QUOTED PASSAGE:
St. Albert hockey referee Lacey Senuk dropped the first puck at the first Professional Women's Hockey League game (PWHL) at Toronto's Mattamy Athletic Centre on Jan. 1.
“I had to make a phone call and ask very kindly if they could remove me from a (different) game, but it was a huge honour to be a part of this," Senuk said.
With a sold-out crowd of 2, 537 and about 2.9 million people watching on television, according to a CBC article, Senuk admits the nerves she felt from the players, officials, and herself.
“There were nerves, but the first call you make, the first time you blow your whistle, you’re like, ‘Oh, it’s all gone.’ Because then you’re now playing hockey. You know what you’re doing.”
Senuk said she has officiated games in past female hockey leagues like the PHF, PWHPA, CWHL and NWHL. But she feels the PWHL will be different, as it marks a new beginning for professional female hockey.
“It’s like what I said to the players, to the two setters: ‘Let’s make history.’ Because that’s exactly what it was, right? It was a new era and new chapter of professional women’s hockey.”
The referee, who cut her teeth reffing in St. Albert, said she had fun at the monumental game she describes as an evolution to female hockey, and it has been a “long time coming” to be officiating a pro-female hockey league.
Senuk described how she became a referee, which started with playing hockey when she was young, "like every Canadian kid." She loved the sport so much that when she finished high school, she was introduced to refereeing by fellow female players, who told her she would be good at it.

Dataset entries:

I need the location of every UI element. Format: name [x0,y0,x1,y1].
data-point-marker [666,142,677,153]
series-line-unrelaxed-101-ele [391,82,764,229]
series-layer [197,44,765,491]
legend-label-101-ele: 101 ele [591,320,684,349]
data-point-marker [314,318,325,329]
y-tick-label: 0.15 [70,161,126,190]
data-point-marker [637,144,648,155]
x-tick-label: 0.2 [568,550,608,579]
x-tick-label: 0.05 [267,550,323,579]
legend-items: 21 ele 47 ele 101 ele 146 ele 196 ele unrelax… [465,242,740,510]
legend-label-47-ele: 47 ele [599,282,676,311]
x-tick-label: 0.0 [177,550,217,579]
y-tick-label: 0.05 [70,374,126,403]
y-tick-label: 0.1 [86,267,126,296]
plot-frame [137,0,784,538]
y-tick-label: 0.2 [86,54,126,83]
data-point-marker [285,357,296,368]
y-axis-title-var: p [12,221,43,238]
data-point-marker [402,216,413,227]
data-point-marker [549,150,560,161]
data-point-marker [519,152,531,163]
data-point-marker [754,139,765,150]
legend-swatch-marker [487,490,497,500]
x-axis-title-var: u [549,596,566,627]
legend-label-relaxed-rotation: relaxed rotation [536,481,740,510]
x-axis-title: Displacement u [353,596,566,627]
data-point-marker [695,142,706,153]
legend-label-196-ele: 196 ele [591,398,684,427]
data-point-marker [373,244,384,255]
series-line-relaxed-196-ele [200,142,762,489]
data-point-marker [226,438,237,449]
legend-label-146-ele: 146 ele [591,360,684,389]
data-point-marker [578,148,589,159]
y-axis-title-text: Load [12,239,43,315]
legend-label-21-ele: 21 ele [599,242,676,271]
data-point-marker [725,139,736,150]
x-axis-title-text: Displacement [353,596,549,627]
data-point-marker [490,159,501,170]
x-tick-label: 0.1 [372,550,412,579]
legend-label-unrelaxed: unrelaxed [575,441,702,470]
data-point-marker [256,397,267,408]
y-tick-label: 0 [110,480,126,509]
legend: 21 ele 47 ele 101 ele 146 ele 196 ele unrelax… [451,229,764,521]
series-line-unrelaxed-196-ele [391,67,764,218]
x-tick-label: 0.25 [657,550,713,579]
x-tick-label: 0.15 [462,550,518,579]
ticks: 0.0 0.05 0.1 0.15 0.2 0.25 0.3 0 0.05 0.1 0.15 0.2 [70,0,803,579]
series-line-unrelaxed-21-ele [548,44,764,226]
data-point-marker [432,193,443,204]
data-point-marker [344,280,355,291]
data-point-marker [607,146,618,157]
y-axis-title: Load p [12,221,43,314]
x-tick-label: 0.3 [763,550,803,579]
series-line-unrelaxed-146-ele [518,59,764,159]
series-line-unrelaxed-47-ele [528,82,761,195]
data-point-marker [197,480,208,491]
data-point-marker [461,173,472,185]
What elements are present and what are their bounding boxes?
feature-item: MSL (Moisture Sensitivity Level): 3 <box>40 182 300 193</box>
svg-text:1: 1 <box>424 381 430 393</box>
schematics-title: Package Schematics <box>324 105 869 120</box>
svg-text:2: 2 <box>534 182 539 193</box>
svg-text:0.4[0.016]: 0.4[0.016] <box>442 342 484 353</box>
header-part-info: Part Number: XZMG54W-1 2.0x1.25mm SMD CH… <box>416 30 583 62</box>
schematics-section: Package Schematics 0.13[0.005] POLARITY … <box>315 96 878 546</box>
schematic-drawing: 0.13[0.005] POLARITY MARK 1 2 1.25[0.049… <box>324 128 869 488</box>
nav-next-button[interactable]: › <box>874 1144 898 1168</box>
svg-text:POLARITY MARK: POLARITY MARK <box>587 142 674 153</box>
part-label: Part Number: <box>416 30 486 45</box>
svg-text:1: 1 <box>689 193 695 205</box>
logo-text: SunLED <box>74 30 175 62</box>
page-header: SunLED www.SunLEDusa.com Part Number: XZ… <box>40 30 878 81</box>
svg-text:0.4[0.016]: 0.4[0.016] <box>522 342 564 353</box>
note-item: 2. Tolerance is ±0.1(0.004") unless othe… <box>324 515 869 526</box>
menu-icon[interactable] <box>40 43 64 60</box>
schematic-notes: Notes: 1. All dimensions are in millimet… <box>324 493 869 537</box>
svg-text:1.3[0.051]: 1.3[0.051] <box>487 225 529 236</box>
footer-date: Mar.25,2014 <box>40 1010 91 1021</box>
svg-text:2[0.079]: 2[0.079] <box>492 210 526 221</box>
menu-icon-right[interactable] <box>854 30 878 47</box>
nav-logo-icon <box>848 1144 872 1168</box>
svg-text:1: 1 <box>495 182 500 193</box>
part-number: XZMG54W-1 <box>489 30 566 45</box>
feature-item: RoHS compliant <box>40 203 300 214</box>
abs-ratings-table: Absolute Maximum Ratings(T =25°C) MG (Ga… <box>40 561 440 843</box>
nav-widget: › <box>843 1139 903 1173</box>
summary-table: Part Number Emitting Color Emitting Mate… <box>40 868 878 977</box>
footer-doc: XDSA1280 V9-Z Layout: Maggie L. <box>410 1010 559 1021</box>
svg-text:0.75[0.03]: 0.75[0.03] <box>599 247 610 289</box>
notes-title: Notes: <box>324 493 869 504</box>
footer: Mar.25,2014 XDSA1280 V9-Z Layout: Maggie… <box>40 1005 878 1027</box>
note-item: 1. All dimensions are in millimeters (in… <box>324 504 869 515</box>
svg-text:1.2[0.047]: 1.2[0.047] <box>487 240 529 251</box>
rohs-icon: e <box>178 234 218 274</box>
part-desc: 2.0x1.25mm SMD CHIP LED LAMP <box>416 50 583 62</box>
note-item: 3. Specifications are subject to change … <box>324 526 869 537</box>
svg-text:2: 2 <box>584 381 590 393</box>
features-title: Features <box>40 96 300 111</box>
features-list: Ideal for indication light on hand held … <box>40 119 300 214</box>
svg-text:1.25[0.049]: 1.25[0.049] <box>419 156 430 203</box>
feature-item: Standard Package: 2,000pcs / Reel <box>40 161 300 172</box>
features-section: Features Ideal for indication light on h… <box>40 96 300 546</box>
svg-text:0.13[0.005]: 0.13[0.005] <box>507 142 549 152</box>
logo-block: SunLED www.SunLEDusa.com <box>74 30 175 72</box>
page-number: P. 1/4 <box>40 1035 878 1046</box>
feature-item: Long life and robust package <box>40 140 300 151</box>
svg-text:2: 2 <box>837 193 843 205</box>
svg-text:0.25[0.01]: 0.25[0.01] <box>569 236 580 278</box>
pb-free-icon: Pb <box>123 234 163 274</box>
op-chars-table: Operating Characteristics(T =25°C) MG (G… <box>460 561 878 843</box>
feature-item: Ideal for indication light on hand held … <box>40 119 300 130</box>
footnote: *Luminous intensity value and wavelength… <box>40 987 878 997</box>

EXERCISE AIM: Transcribe the article on hockey referee Lacey Senuk, beginning at the words "With a sold-out" and stopping after "professional female hockey.".

TASK OUTPUT:
With a sold-out crowd of 2, 537 and about 2.9 million people watching on television, according to a CBC article, Senuk admits the nerves she felt from the players, officials, and herself.
“There were nerves, but the first call you make, the first time you blow your whistle, you’re like, ‘Oh, it’s all gone.’ Because then you’re now playing hockey. You know what you’re doing.”
Senuk said she has officiated games in past female hockey leagues like the PHF, PWHPA, CWHL and NWHL. But she feels the PWHL will be different, as it marks a new beginning for professional female hockey.